- **SET EXERCISE**
Repeat every record below exactly as written.

- **RECORDED DATA**
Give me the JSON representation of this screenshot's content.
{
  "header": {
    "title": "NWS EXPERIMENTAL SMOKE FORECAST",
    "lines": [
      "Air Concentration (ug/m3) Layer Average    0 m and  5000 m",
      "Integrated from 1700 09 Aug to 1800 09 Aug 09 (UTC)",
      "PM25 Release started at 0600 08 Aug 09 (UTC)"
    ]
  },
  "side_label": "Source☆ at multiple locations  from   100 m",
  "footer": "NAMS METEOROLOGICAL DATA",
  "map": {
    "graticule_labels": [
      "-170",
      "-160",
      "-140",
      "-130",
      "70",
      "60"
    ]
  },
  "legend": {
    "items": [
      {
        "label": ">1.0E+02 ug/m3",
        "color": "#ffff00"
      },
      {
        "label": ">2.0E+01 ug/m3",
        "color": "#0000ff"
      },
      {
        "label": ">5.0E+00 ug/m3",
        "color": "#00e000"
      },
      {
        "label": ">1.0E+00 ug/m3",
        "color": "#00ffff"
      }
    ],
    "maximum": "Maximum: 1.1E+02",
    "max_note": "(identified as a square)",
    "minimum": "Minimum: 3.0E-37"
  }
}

- **EXERCISE SOLUTION**
Give me the JSON representation of this screenshot's content.
{
  "header": {
    "title": "NWS EXPERIMENTAL SMOKE FORECAST",
    "lines": [
      "Air Concentration (ug/m3) Layer Average    0 m and  5000 m",
      "Integrated from 1700 09 Aug to 1800 09 Aug 09 (UTC)",
      "PM25 Release started at 0600 08 Aug 09 (UTC)"
    ]
  },
  "side_label": "Source☆ at multiple locations  from   100 m",
  "footer": "NAMS METEOROLOGICAL DATA",
  "map": {
    "graticule_labels": [
      "-170",
      "-160",
      "-140",
      "-130",
      "70",
      "60"
    ]
  },
  "legend": {
    "items": [
      {
        "label": ">1.0E+02 ug/m3",
        "color": "#ffff00"
      },
      {
        "label": ">2.0E+01 ug/m3",
        "color": "#0000ff"
      },
      {
        "label": ">5.0E+00 ug/m3",
        "color": "#00e000"
      },
      {
        "label": ">1.0E+00 ug/m3",
        "color": "#00ffff"
      }
    ],
    "maximum": "Maximum: 1.1E+02",
    "max_note": "(identified as a square)",
    "minimum": "Minimum: 3.0E-37"
  }
}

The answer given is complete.